Written request: Copy every line of the records below verbatim, but omit the pictures from your copy.

Layout annotation data
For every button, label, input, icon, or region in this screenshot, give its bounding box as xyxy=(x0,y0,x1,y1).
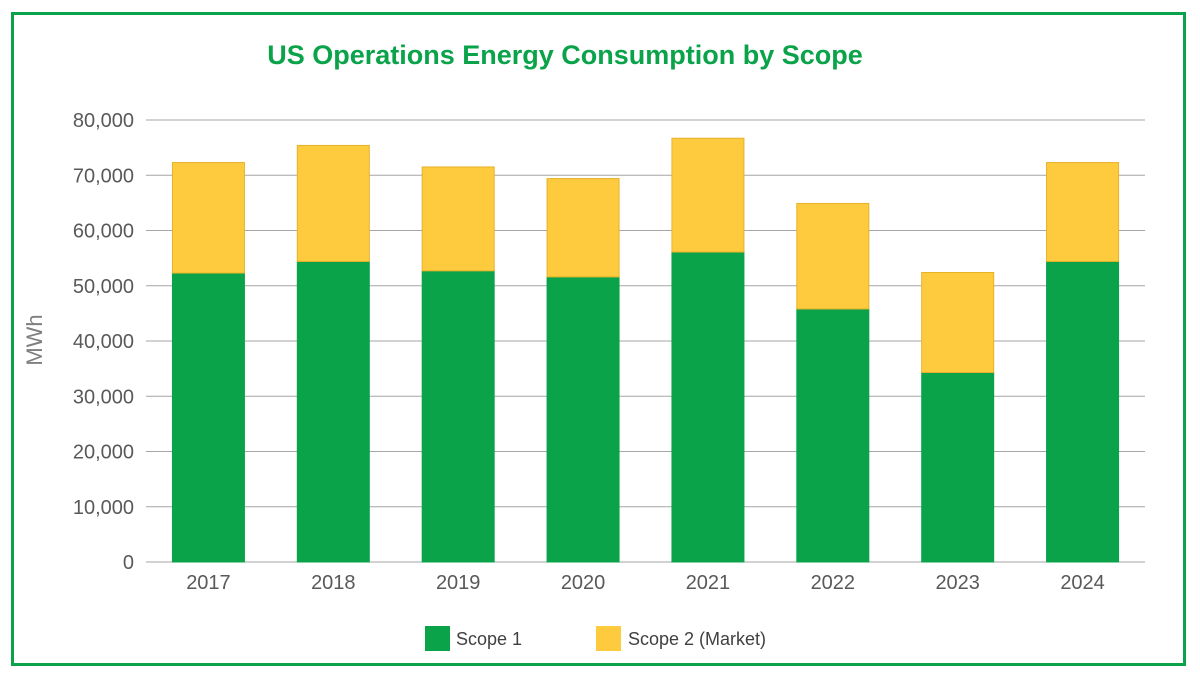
y-tick-label-40000: 40,000 xyxy=(73,331,134,353)
chart-frame xyxy=(11,12,1186,666)
bar-scope-2-market-2024 xyxy=(1046,162,1120,262)
bar-scope-2-market-2020 xyxy=(546,178,620,278)
bar-scope-1-2018 xyxy=(296,260,370,563)
legend-swatch-scope-2-market xyxy=(596,626,621,651)
bar-scope-1-2019 xyxy=(421,270,495,563)
bars xyxy=(171,137,1120,563)
bar-scope-1-2022 xyxy=(796,308,870,563)
x-tick-label-2018: 2018 xyxy=(311,572,356,594)
y-tick-label-0: 0 xyxy=(123,552,134,574)
x-axis-ticks: 2017 2018 2019 2020 2021 2022 2023 2024 xyxy=(186,572,1105,594)
x-tick-label-2022: 2022 xyxy=(811,572,856,594)
x-tick-label-2020: 2020 xyxy=(561,572,606,594)
y-axis-ticks: 0 10,000 20,000 30,000 40,000 50,000 60,000 70,… xyxy=(73,110,134,574)
bar-scope-2-market-2021 xyxy=(671,137,745,253)
y-tick-label-70000: 70,000 xyxy=(73,165,134,187)
chart-title: US Operations Energy Consumption by Scop… xyxy=(267,40,863,70)
y-tick-label-50000: 50,000 xyxy=(73,276,134,298)
bar-scope-1-2020 xyxy=(546,276,620,563)
legend-label-scope-2-market: Scope 2 (Market) xyxy=(628,629,766,649)
bar-scope-2-market-2019 xyxy=(421,166,495,272)
legend-label-scope-1: Scope 1 xyxy=(456,629,522,649)
y-tick-label-20000: 20,000 xyxy=(73,442,134,464)
legend: Scope 1 Scope 2 (Market) xyxy=(425,626,766,651)
bar-scope-2-market-2017 xyxy=(171,162,245,274)
bar-scope-1-2021 xyxy=(671,251,745,563)
y-tick-label-10000: 10,000 xyxy=(73,497,134,519)
y-tick-label-30000: 30,000 xyxy=(73,386,134,408)
bar-scope-1-2023 xyxy=(921,371,995,563)
y-axis-title: MWh xyxy=(22,314,47,365)
y-tick-label-80000: 80,000 xyxy=(73,110,134,132)
bar-scope-2-market-2022 xyxy=(796,202,870,310)
legend-swatch-scope-1 xyxy=(425,626,450,651)
bar-scope-2-market-2023 xyxy=(921,271,995,373)
bar-scope-1-2024 xyxy=(1046,260,1120,563)
gridlines xyxy=(146,119,1145,563)
bar-scope-1-2017 xyxy=(171,272,245,563)
x-tick-label-2017: 2017 xyxy=(186,572,231,594)
x-tick-label-2019: 2019 xyxy=(436,572,481,594)
x-tick-label-2021: 2021 xyxy=(686,572,731,594)
x-tick-label-2024: 2024 xyxy=(1060,572,1105,594)
x-tick-label-2023: 2023 xyxy=(935,572,980,594)
bar-scope-2-market-2018 xyxy=(296,144,370,262)
y-tick-label-60000: 60,000 xyxy=(73,221,134,243)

Written reply:
For every button, label, input, icon, or region in this screenshot, give its bounding box as xyxy=(x0,y0,x1,y1).
y-tick-label-40000: 40,000 xyxy=(73,331,134,353)
chart-frame xyxy=(11,12,1186,666)
bar-scope-2-market-2024 xyxy=(1046,162,1120,262)
bar-scope-2-market-2020 xyxy=(546,178,620,278)
bar-scope-1-2018 xyxy=(296,260,370,563)
legend-swatch-scope-2-market xyxy=(596,626,621,651)
bar-scope-1-2019 xyxy=(421,270,495,563)
bars xyxy=(171,137,1120,563)
bar-scope-1-2022 xyxy=(796,308,870,563)
x-tick-label-2018: 2018 xyxy=(311,572,356,594)
y-tick-label-0: 0 xyxy=(123,552,134,574)
x-axis-ticks: 2017 2018 2019 2020 2021 2022 2023 2024 xyxy=(186,572,1105,594)
x-tick-label-2022: 2022 xyxy=(811,572,856,594)
x-tick-label-2020: 2020 xyxy=(561,572,606,594)
y-axis-ticks: 0 10,000 20,000 30,000 40,000 50,000 60,000 70,… xyxy=(73,110,134,574)
bar-scope-2-market-2021 xyxy=(671,137,745,253)
y-tick-label-70000: 70,000 xyxy=(73,165,134,187)
chart-title: US Operations Energy Consumption by Scop… xyxy=(267,40,863,70)
y-tick-label-50000: 50,000 xyxy=(73,276,134,298)
bar-scope-1-2020 xyxy=(546,276,620,563)
legend-label-scope-2-market: Scope 2 (Market) xyxy=(628,629,766,649)
bar-scope-2-market-2019 xyxy=(421,166,495,272)
legend-label-scope-1: Scope 1 xyxy=(456,629,522,649)
y-tick-label-20000: 20,000 xyxy=(73,442,134,464)
legend: Scope 1 Scope 2 (Market) xyxy=(425,626,766,651)
bar-scope-2-market-2017 xyxy=(171,162,245,274)
bar-scope-1-2021 xyxy=(671,251,745,563)
y-tick-label-10000: 10,000 xyxy=(73,497,134,519)
y-tick-label-30000: 30,000 xyxy=(73,386,134,408)
bar-scope-1-2023 xyxy=(921,371,995,563)
y-axis-title: MWh xyxy=(22,314,47,365)
y-tick-label-80000: 80,000 xyxy=(73,110,134,132)
bar-scope-2-market-2022 xyxy=(796,202,870,310)
legend-swatch-scope-1 xyxy=(425,626,450,651)
bar-scope-2-market-2023 xyxy=(921,271,995,373)
bar-scope-1-2024 xyxy=(1046,260,1120,563)
gridlines xyxy=(146,119,1145,563)
bar-scope-1-2017 xyxy=(171,272,245,563)
x-tick-label-2017: 2017 xyxy=(186,572,231,594)
x-tick-label-2019: 2019 xyxy=(436,572,481,594)
x-tick-label-2021: 2021 xyxy=(686,572,731,594)
x-tick-label-2024: 2024 xyxy=(1060,572,1105,594)
x-tick-label-2023: 2023 xyxy=(935,572,980,594)
bar-scope-2-market-2018 xyxy=(296,144,370,262)
y-tick-label-60000: 60,000 xyxy=(73,221,134,243)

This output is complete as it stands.